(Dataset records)

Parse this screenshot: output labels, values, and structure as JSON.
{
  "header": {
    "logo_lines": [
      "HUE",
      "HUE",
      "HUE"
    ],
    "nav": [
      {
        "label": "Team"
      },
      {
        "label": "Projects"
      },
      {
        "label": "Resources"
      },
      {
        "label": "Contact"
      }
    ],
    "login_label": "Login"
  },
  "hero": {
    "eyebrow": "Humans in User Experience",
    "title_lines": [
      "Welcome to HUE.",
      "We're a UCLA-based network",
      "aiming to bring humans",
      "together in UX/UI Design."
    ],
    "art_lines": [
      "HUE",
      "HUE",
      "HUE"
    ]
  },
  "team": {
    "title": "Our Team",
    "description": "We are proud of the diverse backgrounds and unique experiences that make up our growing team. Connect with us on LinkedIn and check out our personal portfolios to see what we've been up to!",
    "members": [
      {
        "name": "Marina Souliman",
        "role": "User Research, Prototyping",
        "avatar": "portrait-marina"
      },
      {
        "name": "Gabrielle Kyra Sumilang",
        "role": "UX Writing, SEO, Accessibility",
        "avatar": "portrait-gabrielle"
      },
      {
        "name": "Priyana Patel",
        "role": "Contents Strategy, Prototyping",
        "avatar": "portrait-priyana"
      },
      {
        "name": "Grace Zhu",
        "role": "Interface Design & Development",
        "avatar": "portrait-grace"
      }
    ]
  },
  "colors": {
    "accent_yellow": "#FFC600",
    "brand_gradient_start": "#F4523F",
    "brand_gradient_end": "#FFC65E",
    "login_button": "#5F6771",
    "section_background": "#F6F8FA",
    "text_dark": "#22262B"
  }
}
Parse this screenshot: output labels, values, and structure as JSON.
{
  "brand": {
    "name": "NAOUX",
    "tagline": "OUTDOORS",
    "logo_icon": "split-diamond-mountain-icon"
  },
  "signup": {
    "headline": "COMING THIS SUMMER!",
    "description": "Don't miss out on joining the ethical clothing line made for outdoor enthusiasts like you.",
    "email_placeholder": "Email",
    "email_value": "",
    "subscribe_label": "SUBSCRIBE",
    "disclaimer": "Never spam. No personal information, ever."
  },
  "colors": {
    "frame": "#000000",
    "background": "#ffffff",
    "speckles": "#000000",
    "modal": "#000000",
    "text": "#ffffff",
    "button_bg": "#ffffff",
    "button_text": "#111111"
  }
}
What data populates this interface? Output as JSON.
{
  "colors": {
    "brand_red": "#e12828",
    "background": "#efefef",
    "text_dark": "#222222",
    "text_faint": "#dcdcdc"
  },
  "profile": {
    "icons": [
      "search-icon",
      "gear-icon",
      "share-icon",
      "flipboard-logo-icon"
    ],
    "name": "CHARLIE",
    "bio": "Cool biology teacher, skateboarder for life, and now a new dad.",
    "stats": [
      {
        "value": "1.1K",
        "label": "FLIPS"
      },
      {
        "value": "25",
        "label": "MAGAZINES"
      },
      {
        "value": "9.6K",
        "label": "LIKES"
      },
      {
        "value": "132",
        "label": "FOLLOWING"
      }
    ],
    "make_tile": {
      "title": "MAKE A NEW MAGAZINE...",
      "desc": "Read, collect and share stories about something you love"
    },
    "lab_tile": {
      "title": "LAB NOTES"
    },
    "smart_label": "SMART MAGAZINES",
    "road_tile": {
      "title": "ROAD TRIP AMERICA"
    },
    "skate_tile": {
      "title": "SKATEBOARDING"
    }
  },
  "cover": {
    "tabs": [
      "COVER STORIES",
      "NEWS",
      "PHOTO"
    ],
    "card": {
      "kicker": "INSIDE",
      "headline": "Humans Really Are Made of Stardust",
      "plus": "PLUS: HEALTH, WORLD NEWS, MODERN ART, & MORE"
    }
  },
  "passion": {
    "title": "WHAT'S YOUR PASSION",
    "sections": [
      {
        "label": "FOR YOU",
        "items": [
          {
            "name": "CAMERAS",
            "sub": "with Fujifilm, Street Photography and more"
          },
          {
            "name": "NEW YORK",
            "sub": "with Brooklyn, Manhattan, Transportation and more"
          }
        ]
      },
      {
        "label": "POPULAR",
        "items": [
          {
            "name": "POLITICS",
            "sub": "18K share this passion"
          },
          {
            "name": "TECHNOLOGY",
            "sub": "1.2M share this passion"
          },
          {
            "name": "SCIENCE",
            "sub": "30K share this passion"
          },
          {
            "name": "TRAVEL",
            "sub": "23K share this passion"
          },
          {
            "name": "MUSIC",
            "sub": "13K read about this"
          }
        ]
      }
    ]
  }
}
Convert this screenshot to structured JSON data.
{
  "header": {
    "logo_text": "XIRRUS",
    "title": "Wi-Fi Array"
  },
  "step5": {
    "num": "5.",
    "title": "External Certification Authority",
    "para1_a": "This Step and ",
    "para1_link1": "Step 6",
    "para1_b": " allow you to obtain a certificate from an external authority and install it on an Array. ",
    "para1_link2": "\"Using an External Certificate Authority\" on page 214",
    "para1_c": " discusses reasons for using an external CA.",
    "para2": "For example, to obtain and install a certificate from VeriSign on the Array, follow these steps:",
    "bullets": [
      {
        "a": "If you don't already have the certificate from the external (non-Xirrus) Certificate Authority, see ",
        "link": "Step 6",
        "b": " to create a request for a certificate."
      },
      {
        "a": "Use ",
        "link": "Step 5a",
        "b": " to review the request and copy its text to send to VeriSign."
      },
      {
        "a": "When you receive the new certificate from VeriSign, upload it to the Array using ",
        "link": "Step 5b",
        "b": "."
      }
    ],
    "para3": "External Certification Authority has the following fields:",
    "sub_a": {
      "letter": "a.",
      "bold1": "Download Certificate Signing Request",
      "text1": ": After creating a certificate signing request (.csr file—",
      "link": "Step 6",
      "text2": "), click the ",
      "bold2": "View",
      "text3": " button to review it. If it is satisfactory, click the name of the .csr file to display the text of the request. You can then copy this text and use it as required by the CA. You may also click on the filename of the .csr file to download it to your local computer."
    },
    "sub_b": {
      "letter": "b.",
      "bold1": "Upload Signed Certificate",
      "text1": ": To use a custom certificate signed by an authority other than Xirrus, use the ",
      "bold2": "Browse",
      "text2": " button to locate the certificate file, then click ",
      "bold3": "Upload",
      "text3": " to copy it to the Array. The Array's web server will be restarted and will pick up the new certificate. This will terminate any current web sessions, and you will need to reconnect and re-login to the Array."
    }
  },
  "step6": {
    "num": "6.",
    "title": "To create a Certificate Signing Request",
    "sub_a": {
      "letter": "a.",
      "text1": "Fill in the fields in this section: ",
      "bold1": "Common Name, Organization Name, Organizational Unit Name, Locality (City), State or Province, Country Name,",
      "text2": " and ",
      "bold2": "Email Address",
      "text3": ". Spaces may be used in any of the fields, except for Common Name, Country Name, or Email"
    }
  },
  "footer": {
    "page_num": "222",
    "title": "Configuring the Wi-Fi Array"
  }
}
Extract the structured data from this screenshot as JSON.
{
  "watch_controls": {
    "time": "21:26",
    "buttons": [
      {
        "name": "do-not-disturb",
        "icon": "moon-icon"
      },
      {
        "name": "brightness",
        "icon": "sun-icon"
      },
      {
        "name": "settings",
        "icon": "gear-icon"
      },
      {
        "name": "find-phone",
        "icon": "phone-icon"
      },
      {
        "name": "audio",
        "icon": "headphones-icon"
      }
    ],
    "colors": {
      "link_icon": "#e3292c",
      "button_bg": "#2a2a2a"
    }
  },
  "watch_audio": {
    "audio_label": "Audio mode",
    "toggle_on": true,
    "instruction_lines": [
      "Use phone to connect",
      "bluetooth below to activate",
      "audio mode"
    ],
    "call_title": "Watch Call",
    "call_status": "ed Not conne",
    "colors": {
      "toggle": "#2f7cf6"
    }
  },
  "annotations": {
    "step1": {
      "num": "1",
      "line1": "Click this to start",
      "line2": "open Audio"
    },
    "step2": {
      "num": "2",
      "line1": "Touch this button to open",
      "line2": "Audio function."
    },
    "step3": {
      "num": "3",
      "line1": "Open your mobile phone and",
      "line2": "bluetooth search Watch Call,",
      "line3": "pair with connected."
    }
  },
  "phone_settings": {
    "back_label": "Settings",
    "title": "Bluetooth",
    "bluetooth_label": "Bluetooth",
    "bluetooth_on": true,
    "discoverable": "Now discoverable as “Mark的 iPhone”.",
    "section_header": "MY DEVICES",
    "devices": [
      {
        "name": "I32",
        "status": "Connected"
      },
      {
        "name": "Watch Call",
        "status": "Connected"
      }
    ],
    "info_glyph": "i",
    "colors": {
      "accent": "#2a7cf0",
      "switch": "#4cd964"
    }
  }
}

STATED EXERCISE — Where a line above contains the string "headline", copy that line.

TASK RESULT —
    "headline": "COMING THIS SUMMER!",
      "headline": "Humans Really Are Made of Stardust",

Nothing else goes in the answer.